> _Exercise requirements_:
1 – Answer these questions from the LED driver thread.
(a) What efficiency results from a 3.5V LED with a 4.0V battery?
(b) What is the driver's dropout voltage at 25A?
(c) What wire size will the reduced wire holes now accept?
2 – Repeat the LED driver thread word for word, starting at "Input voltage options" and ending at "happen in a car.".
3 – Pick up the LED driver thread where it stops and write what comes next.

> _Text shown_:
┌──
With these combinations, the efficiency can actually be quite good. With a 3.5V LED and a 4.0V battery (LiIon batteries won't stay above 4.0V under load except perhaps very briefly), you'd get 87% efficiency. As the battery voltage falls to 3.65V, the efficiency would rise to 96%. As the voltage continues to drop, the regulator would begin to "drop out", meaning the output voltage would begin to fall. All LEDs have a voltage vs. current curve, and as the voltage falls the current drops according to the LED's curve. The efficiency would remain near 94-96% as the input voltage drops to 3.0V. After this the dropout voltage begins to increase and the efficiency begins to fall. Operation in this region (below 3.0V input) would not be guaranteed.


If your LED voltage were 2.95V, the driver would remain in regulation until the battery voltage reached 3.1V, and the efficiency would start at 74% and climb gradually to 95%.


The 'dropout voltage' of a driver is the minimum input-output voltage differential required to maintain regulated current. This is a characteristic of all linear and buck type regulators. The 0.15V dropout voltage of this driver at 25A would be considered quite low. At lower currents, the dropout voltage is even lower.

Cheers.

D


----------



## DIWdiver (Nov 26, 2014)

Updated specs: (Jan 15, 2015)

Wire hole sizes have been reduced, will now accept 16 AWG stranded. This is a bit small for 25A, but in a flashlight with inches of wire length, should be okay.

Input voltage options will be either 3.0-4.5V, or 3.5-36V. The higher voltage range is not automotive rated, but it should survive all but the very worst things that can ever happen in a car.
└──
> _Stored data_:
┌──
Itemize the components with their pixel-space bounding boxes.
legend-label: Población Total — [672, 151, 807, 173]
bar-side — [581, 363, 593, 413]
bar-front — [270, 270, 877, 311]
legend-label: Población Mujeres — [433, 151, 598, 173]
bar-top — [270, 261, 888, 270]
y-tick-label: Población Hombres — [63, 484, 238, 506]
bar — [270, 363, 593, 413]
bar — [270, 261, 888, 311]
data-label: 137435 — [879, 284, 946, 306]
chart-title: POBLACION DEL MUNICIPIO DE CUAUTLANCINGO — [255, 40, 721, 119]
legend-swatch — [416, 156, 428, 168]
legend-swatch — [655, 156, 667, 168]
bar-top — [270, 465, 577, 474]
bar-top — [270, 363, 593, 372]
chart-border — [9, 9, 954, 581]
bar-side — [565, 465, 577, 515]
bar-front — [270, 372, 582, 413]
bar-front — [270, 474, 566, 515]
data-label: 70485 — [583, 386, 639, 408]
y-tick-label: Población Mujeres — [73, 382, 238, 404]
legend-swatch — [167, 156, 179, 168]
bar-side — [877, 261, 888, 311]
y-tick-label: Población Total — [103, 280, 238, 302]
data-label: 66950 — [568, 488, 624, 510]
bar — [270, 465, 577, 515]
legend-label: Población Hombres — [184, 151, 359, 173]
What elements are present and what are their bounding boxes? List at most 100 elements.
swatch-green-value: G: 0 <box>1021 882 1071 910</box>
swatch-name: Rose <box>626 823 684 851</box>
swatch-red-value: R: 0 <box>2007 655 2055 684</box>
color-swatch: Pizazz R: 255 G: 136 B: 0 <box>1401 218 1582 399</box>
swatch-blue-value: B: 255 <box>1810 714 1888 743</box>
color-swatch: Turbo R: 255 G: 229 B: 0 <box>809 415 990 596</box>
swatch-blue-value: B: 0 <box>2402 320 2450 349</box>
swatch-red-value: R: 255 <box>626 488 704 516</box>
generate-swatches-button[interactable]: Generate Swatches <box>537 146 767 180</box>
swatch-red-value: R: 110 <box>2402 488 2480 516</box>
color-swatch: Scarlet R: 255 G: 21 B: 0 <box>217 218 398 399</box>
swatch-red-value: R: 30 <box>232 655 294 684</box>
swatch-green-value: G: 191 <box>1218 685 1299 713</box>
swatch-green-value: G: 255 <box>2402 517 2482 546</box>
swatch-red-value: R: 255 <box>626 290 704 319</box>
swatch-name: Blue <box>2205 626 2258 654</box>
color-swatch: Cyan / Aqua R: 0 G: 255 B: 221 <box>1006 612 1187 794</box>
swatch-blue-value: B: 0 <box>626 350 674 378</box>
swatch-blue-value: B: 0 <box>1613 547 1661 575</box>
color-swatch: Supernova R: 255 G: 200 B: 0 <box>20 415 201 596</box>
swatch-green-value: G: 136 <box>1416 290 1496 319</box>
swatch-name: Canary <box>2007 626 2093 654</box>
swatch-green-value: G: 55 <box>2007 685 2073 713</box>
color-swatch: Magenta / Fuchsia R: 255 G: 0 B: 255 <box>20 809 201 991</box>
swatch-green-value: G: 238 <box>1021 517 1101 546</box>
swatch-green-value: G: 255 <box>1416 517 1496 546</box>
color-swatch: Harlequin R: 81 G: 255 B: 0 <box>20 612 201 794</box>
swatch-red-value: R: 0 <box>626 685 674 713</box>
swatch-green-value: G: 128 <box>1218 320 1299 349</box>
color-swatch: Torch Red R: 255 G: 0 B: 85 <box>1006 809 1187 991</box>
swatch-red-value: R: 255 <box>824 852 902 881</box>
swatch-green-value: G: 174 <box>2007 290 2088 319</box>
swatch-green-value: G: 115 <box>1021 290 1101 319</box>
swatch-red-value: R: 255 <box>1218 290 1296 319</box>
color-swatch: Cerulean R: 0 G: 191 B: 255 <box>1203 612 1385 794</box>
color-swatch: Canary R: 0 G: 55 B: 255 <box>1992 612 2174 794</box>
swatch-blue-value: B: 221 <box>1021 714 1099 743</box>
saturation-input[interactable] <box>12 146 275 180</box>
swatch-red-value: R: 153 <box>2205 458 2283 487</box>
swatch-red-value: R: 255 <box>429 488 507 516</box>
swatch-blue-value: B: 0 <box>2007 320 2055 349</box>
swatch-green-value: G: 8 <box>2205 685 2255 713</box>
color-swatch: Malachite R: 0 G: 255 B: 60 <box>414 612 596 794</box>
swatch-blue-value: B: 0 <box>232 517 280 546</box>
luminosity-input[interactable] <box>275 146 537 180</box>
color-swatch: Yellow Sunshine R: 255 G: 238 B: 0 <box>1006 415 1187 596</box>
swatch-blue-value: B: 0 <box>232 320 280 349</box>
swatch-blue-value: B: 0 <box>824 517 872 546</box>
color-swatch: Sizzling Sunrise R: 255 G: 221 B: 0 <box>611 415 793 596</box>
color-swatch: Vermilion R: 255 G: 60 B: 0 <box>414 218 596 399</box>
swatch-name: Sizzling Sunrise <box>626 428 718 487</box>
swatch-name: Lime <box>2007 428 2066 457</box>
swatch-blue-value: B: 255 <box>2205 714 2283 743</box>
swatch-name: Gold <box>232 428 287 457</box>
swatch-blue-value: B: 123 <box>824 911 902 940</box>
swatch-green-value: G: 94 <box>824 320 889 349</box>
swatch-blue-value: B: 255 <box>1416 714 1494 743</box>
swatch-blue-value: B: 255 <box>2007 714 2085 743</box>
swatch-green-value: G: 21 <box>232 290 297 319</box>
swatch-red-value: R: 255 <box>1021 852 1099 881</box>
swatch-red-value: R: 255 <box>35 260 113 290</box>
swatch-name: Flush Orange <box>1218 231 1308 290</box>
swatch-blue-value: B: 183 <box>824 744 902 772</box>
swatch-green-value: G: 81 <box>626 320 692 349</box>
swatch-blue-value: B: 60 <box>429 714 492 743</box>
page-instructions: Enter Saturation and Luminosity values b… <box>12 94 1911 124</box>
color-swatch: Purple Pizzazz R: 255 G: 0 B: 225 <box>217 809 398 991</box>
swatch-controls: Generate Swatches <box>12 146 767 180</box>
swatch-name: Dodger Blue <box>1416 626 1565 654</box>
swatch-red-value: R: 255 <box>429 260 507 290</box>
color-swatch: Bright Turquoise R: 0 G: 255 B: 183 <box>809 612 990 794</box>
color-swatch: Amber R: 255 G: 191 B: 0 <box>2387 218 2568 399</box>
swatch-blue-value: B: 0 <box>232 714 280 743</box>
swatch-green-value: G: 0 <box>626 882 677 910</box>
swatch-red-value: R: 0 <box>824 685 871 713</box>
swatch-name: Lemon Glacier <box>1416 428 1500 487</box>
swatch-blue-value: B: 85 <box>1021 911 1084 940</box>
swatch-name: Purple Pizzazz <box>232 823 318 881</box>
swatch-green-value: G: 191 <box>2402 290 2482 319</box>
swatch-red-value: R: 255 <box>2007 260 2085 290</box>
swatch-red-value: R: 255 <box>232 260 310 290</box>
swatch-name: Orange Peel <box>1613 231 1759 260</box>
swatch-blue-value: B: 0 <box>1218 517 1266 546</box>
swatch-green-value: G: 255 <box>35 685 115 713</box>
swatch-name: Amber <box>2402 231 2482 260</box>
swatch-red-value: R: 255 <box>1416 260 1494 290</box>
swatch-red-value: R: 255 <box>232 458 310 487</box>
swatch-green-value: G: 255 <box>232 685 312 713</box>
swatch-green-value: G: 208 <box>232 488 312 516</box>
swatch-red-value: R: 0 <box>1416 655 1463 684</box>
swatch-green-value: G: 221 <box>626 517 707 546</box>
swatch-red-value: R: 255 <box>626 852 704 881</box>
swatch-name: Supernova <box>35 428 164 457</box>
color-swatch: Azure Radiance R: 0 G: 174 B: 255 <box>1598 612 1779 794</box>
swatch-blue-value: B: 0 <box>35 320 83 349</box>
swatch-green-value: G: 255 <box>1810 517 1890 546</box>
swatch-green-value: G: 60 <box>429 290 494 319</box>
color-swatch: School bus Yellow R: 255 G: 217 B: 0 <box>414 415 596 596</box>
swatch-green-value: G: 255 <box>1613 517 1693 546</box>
└──
> _The replies_:
1 –
(a) 87%
(b) 0.15V
(c) 16 AWG stranded

2 –
Input voltage options will be either 3.0-4.5V, or 3.5-36V. The higher voltage range is not automotive rated, but it should survive all but the very worst things that can ever happen in a car.

3 –
Current is adjustable from 0 to max with an onboard potentiometer. An external pot can also be used.

boards will be offered with max currents of 10, 16.7, and 25A. Other values could be made on request.

Price is $35 USD.

Board size is 33mm diameter.


----------



## Illum (Nov 26, 2014)

what sort of driver IC sources 25A? I have never heard of anything in the dimension mentioned. :green:


EDIT: Maybe the BTS555 PROFET


----------



## DIWdiver (Nov 26, 2014)

It's not an IC. It's built from discrete components, and the main power element is a large FET, which is designed to handle that kind of power.


----------



## lucca brassi (Nov 27, 2014)

this would be active electronic load in base ?


----------



## DIWdiver (Nov 27, 2014)

lucca brassi said:


> this would be active electronic load in base ?



Sorry, I don't understand the question. The FET is the pass element in an active circuit that regulates current.


----------



## Epsilon (Dec 9, 2014)

I was looking for your 10.5A or 13.5A thread to combine two in parallel. So this thread is great! 
To answer the question: Yes, I would really like to have one (or two ).

But:
- It has to fit a MagD tube (33mm across)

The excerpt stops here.